GIVEN EXERCISE: From the listing below, extract each line containing the string "intro".

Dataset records
Start

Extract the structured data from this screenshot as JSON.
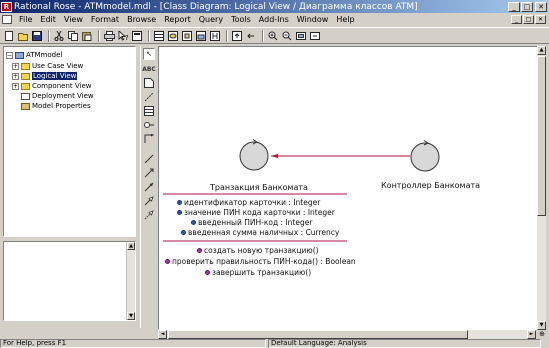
{
  "window": {
    "title": "Rational Rose - ATMmodel.mdl - [Class Diagram: Logical View / Диаграмма классов ATM]",
    "minimize_glyph": "_",
    "maximize_glyph": "□",
    "close_glyph": "✕"
  },
  "menu": {
    "items": [
      "File",
      "Edit",
      "View",
      "Format",
      "Browse",
      "Report",
      "Query",
      "Tools",
      "Add-Ins",
      "Window",
      "Help"
    ]
  },
  "toolbar": {
    "icons": [
      "new-icon",
      "open-icon",
      "save-icon",
      "cut-icon",
      "copy-icon",
      "paste-icon",
      "print-icon",
      "help-icon",
      "browse-diagram-icon",
      "class-diagram-icon",
      "usecase-diagram-icon",
      "component-diagram-icon",
      "deployment-diagram-icon",
      "sequence-diagram-icon",
      "parent-icon",
      "previous-icon",
      "zoom-in-icon",
      "zoom-out-icon",
      "fit-icon",
      "undo-fit-icon"
    ]
  },
  "browser": {
    "items": [
      {
        "label": "ATMmodel",
        "level": 0,
        "expander": "−",
        "icon": "model"
      },
      {
        "label": "Use Case View",
        "level": 1,
        "expander": "+",
        "icon": "folder"
      },
      {
        "label": "Logical View",
        "level": 1,
        "expander": "+",
        "icon": "folder",
        "selected": true
      },
      {
        "label": "Component View",
        "level": 1,
        "expander": "+",
        "icon": "folder"
      },
      {
        "label": "Deployment View",
        "level": 1,
        "expander": "",
        "icon": "doc"
      },
      {
        "label": "Model Properties",
        "level": 1,
        "expander": "",
        "icon": "prop"
      }
    ]
  },
  "toolbox": {
    "tools": [
      "selection-tool-icon",
      "text-box-tool-icon",
      "note-tool-icon",
      "anchor-note-tool-icon",
      "class-tool-icon",
      "interface-tool-icon",
      "unidirectional-association-tool-icon",
      "association-class-tool-icon",
      "package-tool-icon",
      "dependency-tool-icon",
      "generalization-tool-icon",
      "realize-tool-icon"
    ],
    "selection_glyph": "↖",
    "text_glyph": "ABC"
  },
  "diagram": {
    "classes": [
      {
        "name": "Транзакция Банкомата",
        "attributes": [
          "идентификатор карточки : Integer",
          "значение ПИН кода карточки : Integer",
          "введенный ПИН-код : Integer",
          "введенная сумма наличных : Currency"
        ],
        "operations": [
          "создать новую транзакцию()",
          "проверить правильность ПИН-кода() : Boolean",
          "завершить транзакцию()"
        ]
      },
      {
        "name": "Контроллер Банкомата",
        "attributes": [],
        "operations": []
      }
    ]
  },
  "scrollbars": {
    "up_glyph": "▲",
    "down_glyph": "▼",
    "left_glyph": "◄",
    "right_glyph": "►",
    "zoom_glyph": "⊕"
  },
  "statusbar": {
    "help_text": "For Help, press F1",
    "language": "Default Language: Analysis"
  }
}
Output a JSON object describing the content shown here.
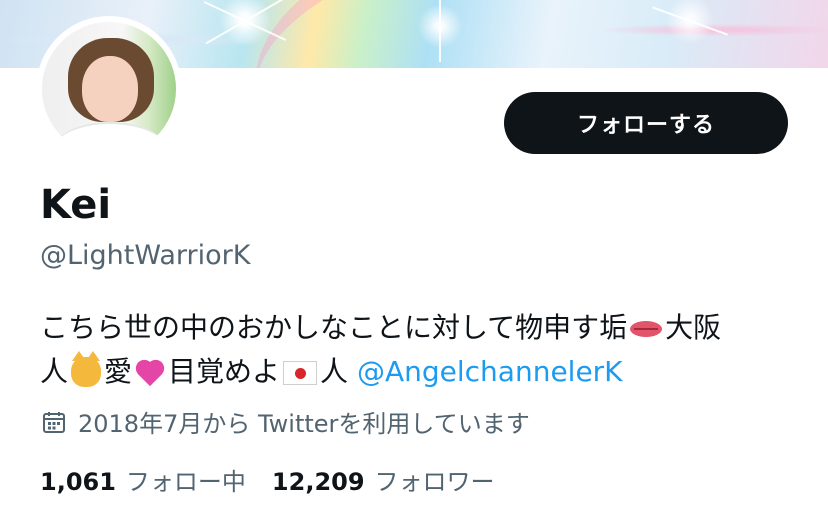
{
  "profile": {
    "name": "Kei",
    "handle": "@LightWarriorK",
    "follow_label": "フォローする",
    "bio": {
      "line1_text": "こちら世の中のおかしなことに対して物申す垢",
      "line1_tail": "大阪",
      "line2_part1": "人",
      "line2_part2": "愛",
      "line2_part3": "目覚めよ",
      "line2_part4": "人",
      "mention": "@AngelchannelerK"
    },
    "joined": "2018年7月から Twitterを利用しています",
    "stats": {
      "following_count": "1,061",
      "following_label": "フォロー中",
      "followers_count": "12,209",
      "followers_label": "フォロワー"
    }
  },
  "icons": {
    "calendar": "calendar-icon",
    "bio_emojis": [
      "lips-emoji",
      "cat-emoji",
      "sparkling-heart-emoji",
      "japan-flag-emoji"
    ]
  },
  "colors": {
    "button_bg": "#0f1419",
    "text_primary": "#0f1419",
    "text_secondary": "#536471",
    "link": "#1d9bf0"
  }
}
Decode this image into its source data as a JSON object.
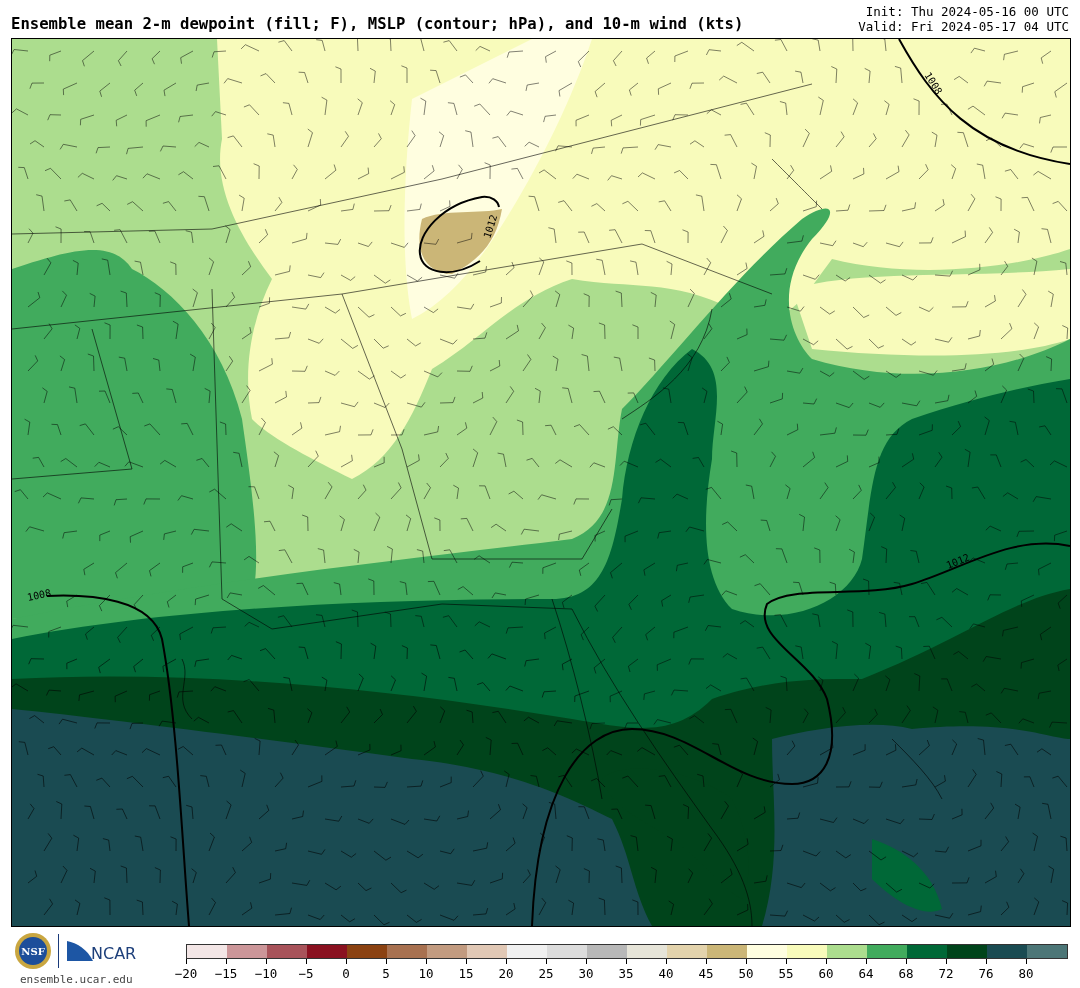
{
  "header": {
    "title": "Ensemble mean 2-m dewpoint (fill; F), MSLP (contour; hPa), and 10-m wind (kts)",
    "init": "Init: Thu 2024-05-16 00 UTC",
    "valid": "Valid: Fri 2024-05-17 04 UTC"
  },
  "map": {
    "contour_labels": [
      {
        "text": "1008"
      },
      {
        "text": "1012"
      },
      {
        "text": "1008"
      },
      {
        "text": "1012"
      }
    ]
  },
  "footer": {
    "logos": [
      "NSF",
      "NCAR"
    ],
    "url": "ensemble.ucar.edu"
  },
  "colorbar": {
    "segments": [
      {
        "color": "#f3e6e6"
      },
      {
        "color": "#cc9699"
      },
      {
        "color": "#a8535a"
      },
      {
        "color": "#8a1120"
      },
      {
        "color": "#8b4212"
      },
      {
        "color": "#a87150"
      },
      {
        "color": "#c29b80"
      },
      {
        "color": "#e1c8b5"
      },
      {
        "color": "#f0f0f0"
      },
      {
        "color": "#dcdcdc"
      },
      {
        "color": "#b8b8b8"
      },
      {
        "color": "#e6e4d8"
      },
      {
        "color": "#e3d3ac"
      },
      {
        "color": "#cbb677"
      },
      {
        "color": "#fffee0"
      },
      {
        "color": "#f8fbbb"
      },
      {
        "color": "#acdd8e"
      },
      {
        "color": "#41ab5d"
      },
      {
        "color": "#006837"
      },
      {
        "color": "#00441b"
      },
      {
        "color": "#1a4b52"
      },
      {
        "color": "#4c7677"
      }
    ],
    "ticks": [
      "−20",
      "−15",
      "−10",
      "−5",
      "0",
      "5",
      "10",
      "15",
      "20",
      "25",
      "30",
      "35",
      "40",
      "45",
      "50",
      "55",
      "60",
      "64",
      "68",
      "72",
      "76",
      "80"
    ]
  }
}
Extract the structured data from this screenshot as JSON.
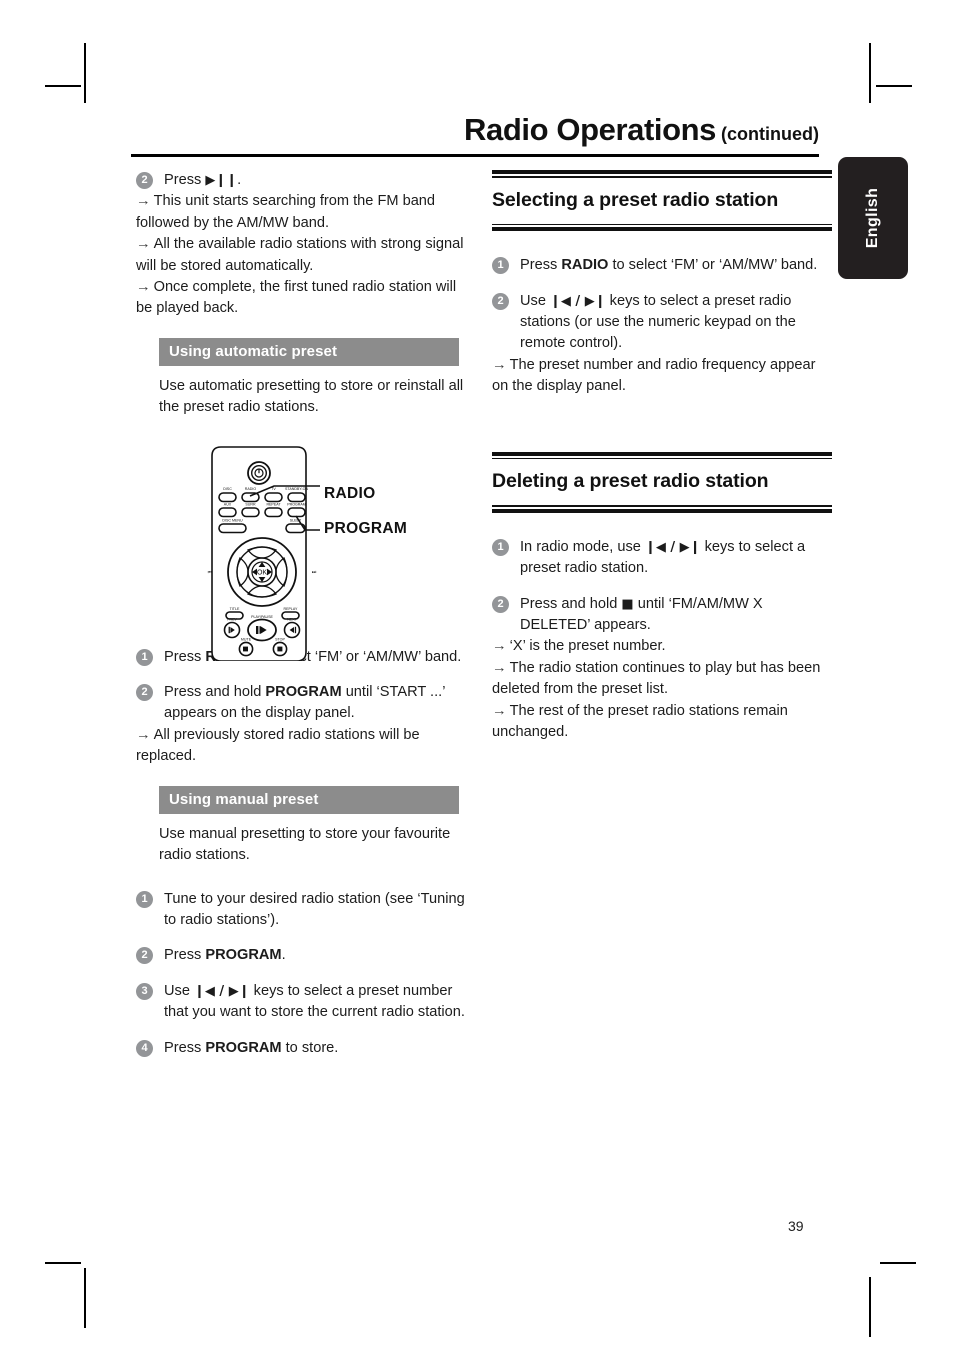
{
  "page": {
    "title_main": "Radio Operations",
    "title_continued": "(continued)",
    "page_number": "39",
    "language_tab": "English",
    "accent_gray": "#8c8c8c",
    "bullet_gray": "#939598",
    "tab_black": "#231f20"
  },
  "left_column": {
    "step2": {
      "num": "2",
      "line1_pre": "Press ",
      "line1_sym": "▶❙❙",
      "line1_post": ".",
      "results": [
        "This unit starts searching from the FM band followed by the AM/MW band.",
        "All the available radio stations with strong signal will be stored automatically.",
        "Once complete, the first tuned radio station will be played back."
      ]
    },
    "auto_preset": {
      "heading": "Using automatic preset",
      "intro": "Use automatic presetting to store or reinstall all the preset radio stations.",
      "steps": [
        {
          "num": "1",
          "pre": "Press ",
          "bold": "RADIO",
          "post": " to select ‘FM’ or ‘AM/MW’ band.",
          "results": []
        },
        {
          "num": "2",
          "pre": "Press and hold ",
          "bold": "PROGRAM",
          "post": " until ‘START ...’ appears on the display panel.",
          "results": [
            "All previously stored radio stations will be replaced."
          ]
        }
      ]
    },
    "manual_preset": {
      "heading": "Using manual preset",
      "intro": "Use manual presetting to store your favourite radio stations.",
      "steps": [
        {
          "num": "1",
          "pre": "Tune to your desired radio station (see ‘Tuning to radio stations’).",
          "bold": "",
          "post": "",
          "results": []
        },
        {
          "num": "2",
          "pre": "Press ",
          "bold": "PROGRAM",
          "post": ".",
          "results": []
        },
        {
          "num": "3",
          "pre": "Use ",
          "sym": "❙◀ / ▶❙",
          "bold": "",
          "post": " keys to select a preset number that you want to store the current radio station.",
          "results": []
        },
        {
          "num": "4",
          "pre": "Press ",
          "bold": "PROGRAM",
          "post": " to store.",
          "results": []
        }
      ]
    }
  },
  "figure": {
    "name": "remote-control-diagram",
    "callouts": [
      "RADIO",
      "PROGRAM"
    ],
    "button_labels": {
      "row1": [
        "DISC",
        "RADIO",
        "TV",
        "STANDBY-ON"
      ],
      "row2": [
        "AUX",
        "SURR",
        "REPEAT",
        "PROGRAM"
      ],
      "row3": [
        "DISC MENU",
        "SLEEP"
      ],
      "dpad_center": "OK",
      "transport": [
        "PREV",
        "PLAY/PAUSE",
        "NEXT"
      ],
      "bottom": [
        "MUTE",
        "STOP"
      ],
      "side_left": "TITLE",
      "side_right": "REPLAY"
    }
  },
  "right_column": {
    "selecting": {
      "title": "Selecting a preset radio station",
      "steps": [
        {
          "num": "1",
          "pre": "Press ",
          "bold": "RADIO",
          "post": " to select ‘FM’ or ‘AM/MW’ band.",
          "results": []
        },
        {
          "num": "2",
          "pre": "Use ",
          "sym": "❙◀ / ▶❙",
          "post": " keys to select a preset radio stations (or use the numeric keypad on the remote control).",
          "results": [
            "The preset number and radio frequency appear on the display panel."
          ]
        }
      ]
    },
    "deleting": {
      "title": "Deleting a preset radio station",
      "steps": [
        {
          "num": "1",
          "pre": "In radio mode, use ",
          "sym": "❙◀ / ▶❙",
          "post": " keys to select a preset radio station.",
          "results": []
        },
        {
          "num": "2",
          "pre": "Press and hold ",
          "sym": "■",
          "post": " until ‘FM/AM/MW X DELETED’ appears.",
          "results": [
            "‘X’ is the preset number.",
            "The radio station continues to play but has been deleted from the preset list.",
            "The rest of the preset radio stations remain unchanged."
          ]
        }
      ]
    }
  }
}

End

EXERCISE RESPONSE:
      "intro": "Use automatic presetting to store or reinstall all the preset radio stations.",
      "intro": "Use manual presetting to store your favourite radio stations.",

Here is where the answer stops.